__WHAT YOU ARE ASKED TO DO__
Keep the images out and copy every entry below exactly.

__DATA FOR PROCESSING__
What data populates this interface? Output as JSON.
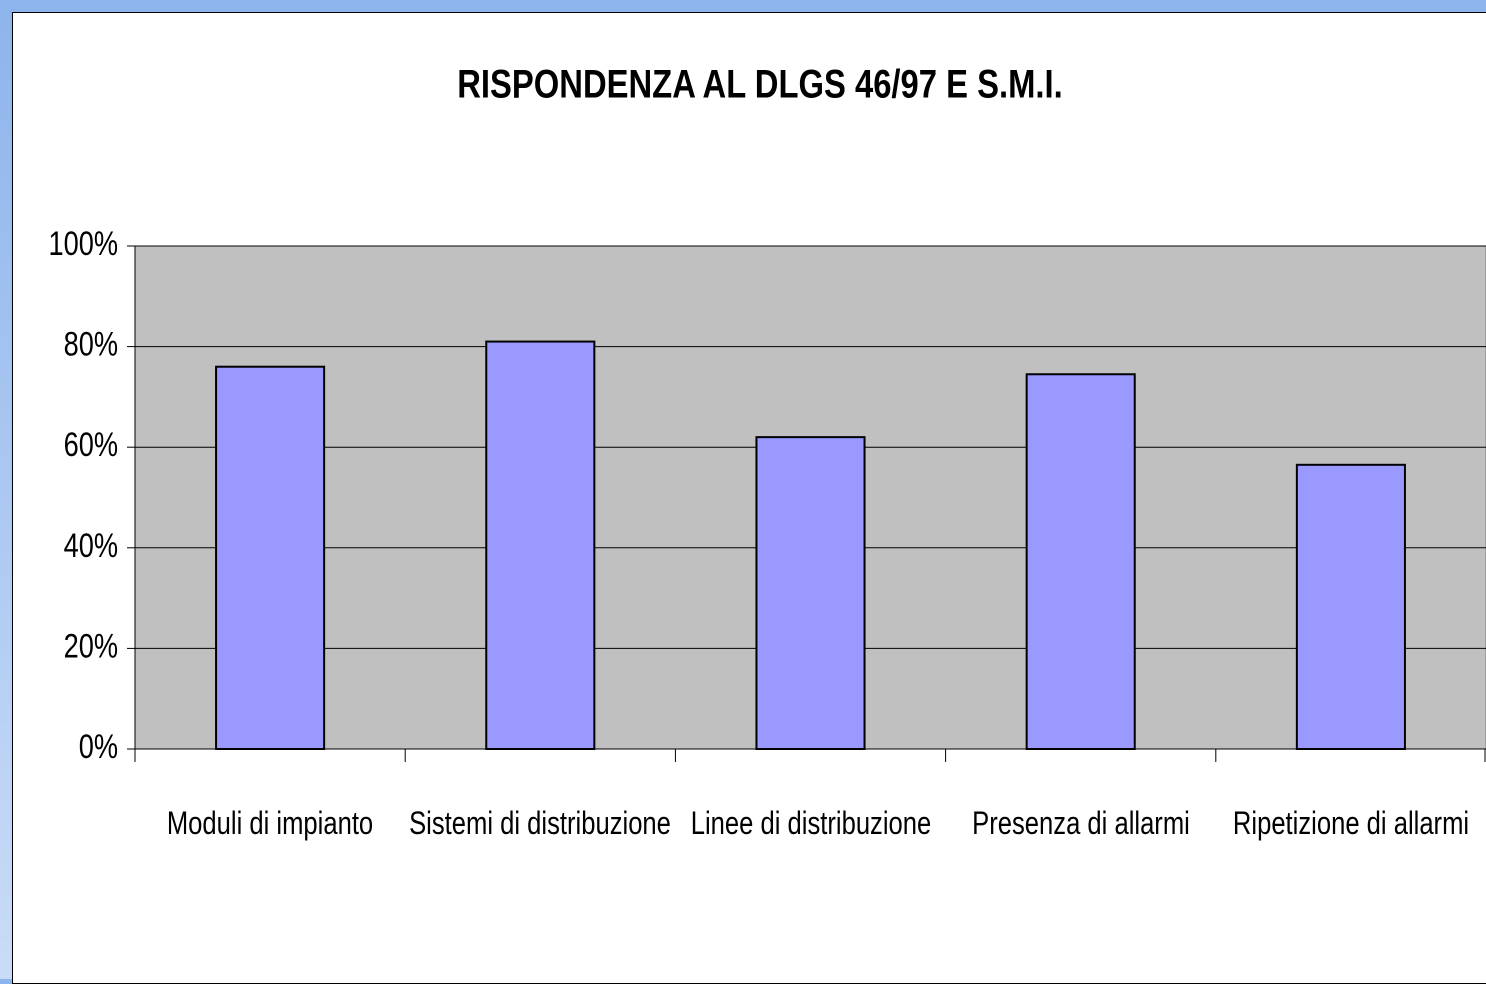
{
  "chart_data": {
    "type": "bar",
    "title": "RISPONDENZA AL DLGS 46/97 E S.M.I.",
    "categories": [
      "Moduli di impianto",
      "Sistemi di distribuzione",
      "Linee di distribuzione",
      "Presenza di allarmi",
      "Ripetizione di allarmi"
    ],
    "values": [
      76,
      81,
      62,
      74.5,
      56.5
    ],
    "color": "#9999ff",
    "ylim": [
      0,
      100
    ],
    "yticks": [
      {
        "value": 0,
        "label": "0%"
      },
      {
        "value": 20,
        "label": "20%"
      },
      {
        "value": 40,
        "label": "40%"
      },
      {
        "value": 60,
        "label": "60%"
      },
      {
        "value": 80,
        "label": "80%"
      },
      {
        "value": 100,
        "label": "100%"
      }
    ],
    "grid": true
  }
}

__FINISHED TASK__
What data populates this interface? Output as JSON.
{
  "chart_data": {
    "type": "bar",
    "title": "RISPONDENZA AL DLGS 46/97 E S.M.I.",
    "categories": [
      "Moduli di impianto",
      "Sistemi di distribuzione",
      "Linee di distribuzione",
      "Presenza di allarmi",
      "Ripetizione di allarmi"
    ],
    "values": [
      76,
      81,
      62,
      74.5,
      56.5
    ],
    "color": "#9999ff",
    "ylim": [
      0,
      100
    ],
    "yticks": [
      {
        "value": 0,
        "label": "0%"
      },
      {
        "value": 20,
        "label": "20%"
      },
      {
        "value": 40,
        "label": "40%"
      },
      {
        "value": 60,
        "label": "60%"
      },
      {
        "value": 80,
        "label": "80%"
      },
      {
        "value": 100,
        "label": "100%"
      }
    ],
    "grid": true
  }
}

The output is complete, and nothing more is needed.